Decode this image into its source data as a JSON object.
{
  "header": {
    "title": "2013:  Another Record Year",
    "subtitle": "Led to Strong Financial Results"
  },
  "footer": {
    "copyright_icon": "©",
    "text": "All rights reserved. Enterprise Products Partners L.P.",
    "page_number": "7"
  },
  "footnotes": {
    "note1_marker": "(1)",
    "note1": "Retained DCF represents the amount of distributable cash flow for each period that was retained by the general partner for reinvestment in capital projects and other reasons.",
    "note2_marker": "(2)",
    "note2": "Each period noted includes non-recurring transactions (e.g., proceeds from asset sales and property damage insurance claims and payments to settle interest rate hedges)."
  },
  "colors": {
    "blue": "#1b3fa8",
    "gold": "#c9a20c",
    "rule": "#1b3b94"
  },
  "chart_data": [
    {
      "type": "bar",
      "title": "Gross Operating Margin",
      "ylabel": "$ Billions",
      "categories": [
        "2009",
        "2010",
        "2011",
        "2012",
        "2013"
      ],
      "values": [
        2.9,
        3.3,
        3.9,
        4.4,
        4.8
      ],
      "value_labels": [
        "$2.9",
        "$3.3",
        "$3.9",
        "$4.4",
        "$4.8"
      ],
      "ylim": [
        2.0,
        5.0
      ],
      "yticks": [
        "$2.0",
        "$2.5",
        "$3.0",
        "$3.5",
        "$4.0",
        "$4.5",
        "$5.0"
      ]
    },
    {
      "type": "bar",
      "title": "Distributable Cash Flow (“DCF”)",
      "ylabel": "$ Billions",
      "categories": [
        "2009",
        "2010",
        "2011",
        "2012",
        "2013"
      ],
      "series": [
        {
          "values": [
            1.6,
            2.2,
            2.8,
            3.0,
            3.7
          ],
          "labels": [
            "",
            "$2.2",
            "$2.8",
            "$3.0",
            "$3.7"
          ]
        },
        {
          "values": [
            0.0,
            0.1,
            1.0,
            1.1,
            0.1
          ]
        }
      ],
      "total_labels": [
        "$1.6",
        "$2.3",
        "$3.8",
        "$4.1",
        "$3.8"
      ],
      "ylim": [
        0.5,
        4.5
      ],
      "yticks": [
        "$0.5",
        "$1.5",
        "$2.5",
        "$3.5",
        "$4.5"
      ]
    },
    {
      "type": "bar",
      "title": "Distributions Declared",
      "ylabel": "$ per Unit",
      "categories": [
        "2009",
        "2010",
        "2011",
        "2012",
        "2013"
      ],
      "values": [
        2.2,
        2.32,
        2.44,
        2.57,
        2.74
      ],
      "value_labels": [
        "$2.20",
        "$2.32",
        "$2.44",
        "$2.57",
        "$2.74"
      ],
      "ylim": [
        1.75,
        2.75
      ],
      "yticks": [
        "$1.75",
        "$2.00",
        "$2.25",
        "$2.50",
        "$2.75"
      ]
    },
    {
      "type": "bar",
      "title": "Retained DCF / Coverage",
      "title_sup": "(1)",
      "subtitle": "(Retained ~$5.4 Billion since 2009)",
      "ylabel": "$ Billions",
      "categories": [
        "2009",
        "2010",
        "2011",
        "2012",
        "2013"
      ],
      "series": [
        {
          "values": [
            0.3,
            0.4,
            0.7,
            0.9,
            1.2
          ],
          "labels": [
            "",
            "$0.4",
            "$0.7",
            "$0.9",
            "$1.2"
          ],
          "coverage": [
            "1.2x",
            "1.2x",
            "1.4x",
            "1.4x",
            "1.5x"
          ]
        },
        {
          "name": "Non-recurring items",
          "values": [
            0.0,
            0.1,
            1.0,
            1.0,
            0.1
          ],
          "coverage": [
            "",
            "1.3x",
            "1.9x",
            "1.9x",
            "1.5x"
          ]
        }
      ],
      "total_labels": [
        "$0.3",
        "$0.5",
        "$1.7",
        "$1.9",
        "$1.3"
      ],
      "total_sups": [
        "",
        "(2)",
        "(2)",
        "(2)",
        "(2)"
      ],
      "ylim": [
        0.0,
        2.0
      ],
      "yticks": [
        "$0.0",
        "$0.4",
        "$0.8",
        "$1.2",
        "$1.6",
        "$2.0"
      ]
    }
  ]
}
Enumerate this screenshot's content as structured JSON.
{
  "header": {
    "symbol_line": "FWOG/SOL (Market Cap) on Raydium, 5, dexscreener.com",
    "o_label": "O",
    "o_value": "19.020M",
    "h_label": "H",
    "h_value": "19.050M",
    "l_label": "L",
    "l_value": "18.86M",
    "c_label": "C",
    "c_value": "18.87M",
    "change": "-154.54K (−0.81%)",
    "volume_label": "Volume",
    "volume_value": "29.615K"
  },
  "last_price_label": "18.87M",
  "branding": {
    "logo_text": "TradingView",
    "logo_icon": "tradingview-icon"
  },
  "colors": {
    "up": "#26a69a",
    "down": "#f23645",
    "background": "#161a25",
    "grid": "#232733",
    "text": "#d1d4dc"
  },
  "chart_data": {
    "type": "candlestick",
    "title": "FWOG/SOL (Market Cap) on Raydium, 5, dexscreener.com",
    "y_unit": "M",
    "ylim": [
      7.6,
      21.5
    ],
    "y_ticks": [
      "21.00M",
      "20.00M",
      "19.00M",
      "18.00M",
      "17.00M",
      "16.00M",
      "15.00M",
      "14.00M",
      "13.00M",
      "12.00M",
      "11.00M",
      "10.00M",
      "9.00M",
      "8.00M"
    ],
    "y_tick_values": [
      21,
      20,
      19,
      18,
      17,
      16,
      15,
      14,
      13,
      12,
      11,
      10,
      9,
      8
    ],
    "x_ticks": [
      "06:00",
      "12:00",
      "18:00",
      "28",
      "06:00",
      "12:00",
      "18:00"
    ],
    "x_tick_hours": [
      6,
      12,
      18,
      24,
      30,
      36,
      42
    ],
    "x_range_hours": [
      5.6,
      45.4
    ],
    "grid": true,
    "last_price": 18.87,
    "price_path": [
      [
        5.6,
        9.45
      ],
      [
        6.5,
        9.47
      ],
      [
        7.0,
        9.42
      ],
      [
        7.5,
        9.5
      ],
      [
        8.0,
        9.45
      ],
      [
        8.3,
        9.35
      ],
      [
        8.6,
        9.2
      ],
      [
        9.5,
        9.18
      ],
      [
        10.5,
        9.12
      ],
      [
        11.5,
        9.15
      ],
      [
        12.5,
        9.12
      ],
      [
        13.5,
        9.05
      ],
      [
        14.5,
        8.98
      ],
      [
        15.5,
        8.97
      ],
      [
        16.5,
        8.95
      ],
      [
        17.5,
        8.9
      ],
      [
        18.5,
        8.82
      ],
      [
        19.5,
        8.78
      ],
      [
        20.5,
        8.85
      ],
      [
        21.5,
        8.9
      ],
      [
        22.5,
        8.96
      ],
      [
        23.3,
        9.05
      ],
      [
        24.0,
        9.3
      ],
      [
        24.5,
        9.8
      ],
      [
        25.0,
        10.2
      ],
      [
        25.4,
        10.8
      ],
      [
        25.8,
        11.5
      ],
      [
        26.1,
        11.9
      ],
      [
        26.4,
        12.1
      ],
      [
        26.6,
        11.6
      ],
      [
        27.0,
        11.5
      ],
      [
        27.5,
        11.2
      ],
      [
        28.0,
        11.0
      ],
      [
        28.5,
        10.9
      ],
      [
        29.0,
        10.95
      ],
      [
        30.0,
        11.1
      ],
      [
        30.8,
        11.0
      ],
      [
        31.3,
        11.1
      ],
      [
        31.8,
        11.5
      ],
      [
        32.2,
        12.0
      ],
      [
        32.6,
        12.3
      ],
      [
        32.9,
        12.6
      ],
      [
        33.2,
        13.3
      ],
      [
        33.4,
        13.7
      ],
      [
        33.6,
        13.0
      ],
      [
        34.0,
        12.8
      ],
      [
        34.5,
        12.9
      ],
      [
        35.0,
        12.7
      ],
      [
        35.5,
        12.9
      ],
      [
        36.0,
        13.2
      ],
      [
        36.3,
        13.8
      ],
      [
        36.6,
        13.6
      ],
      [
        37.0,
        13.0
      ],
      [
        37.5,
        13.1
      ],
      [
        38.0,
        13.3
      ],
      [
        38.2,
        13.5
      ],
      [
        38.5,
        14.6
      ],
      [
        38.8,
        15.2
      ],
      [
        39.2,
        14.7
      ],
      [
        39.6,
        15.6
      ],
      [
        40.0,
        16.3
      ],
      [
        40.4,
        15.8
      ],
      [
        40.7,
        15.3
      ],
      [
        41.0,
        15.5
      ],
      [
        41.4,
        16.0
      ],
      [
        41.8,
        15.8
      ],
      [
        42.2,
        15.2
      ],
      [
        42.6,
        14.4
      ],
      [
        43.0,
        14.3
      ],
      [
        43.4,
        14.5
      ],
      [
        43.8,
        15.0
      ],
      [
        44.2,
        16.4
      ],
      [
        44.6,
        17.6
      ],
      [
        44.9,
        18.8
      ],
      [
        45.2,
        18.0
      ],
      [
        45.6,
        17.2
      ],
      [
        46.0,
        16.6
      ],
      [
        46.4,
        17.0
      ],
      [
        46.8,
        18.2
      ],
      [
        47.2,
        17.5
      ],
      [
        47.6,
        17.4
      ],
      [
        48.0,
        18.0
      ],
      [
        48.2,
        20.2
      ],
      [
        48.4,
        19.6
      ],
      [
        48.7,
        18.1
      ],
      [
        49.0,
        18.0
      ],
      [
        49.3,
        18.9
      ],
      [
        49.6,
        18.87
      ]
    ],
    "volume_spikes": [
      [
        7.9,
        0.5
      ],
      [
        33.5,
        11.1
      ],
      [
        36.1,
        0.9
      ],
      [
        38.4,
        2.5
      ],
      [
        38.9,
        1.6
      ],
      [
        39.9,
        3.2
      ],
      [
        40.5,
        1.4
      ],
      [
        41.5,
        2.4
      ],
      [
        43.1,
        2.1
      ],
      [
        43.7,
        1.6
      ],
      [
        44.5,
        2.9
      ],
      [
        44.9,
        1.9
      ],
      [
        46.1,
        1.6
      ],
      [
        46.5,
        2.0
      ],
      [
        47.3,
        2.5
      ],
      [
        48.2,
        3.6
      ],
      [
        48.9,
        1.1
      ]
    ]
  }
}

********

§ **WORK TO COMPLETE**: Check each line in the records for the word "recurring" and say how many have it, with nothing else.

§ **WRITTEN RESPONSE**: 2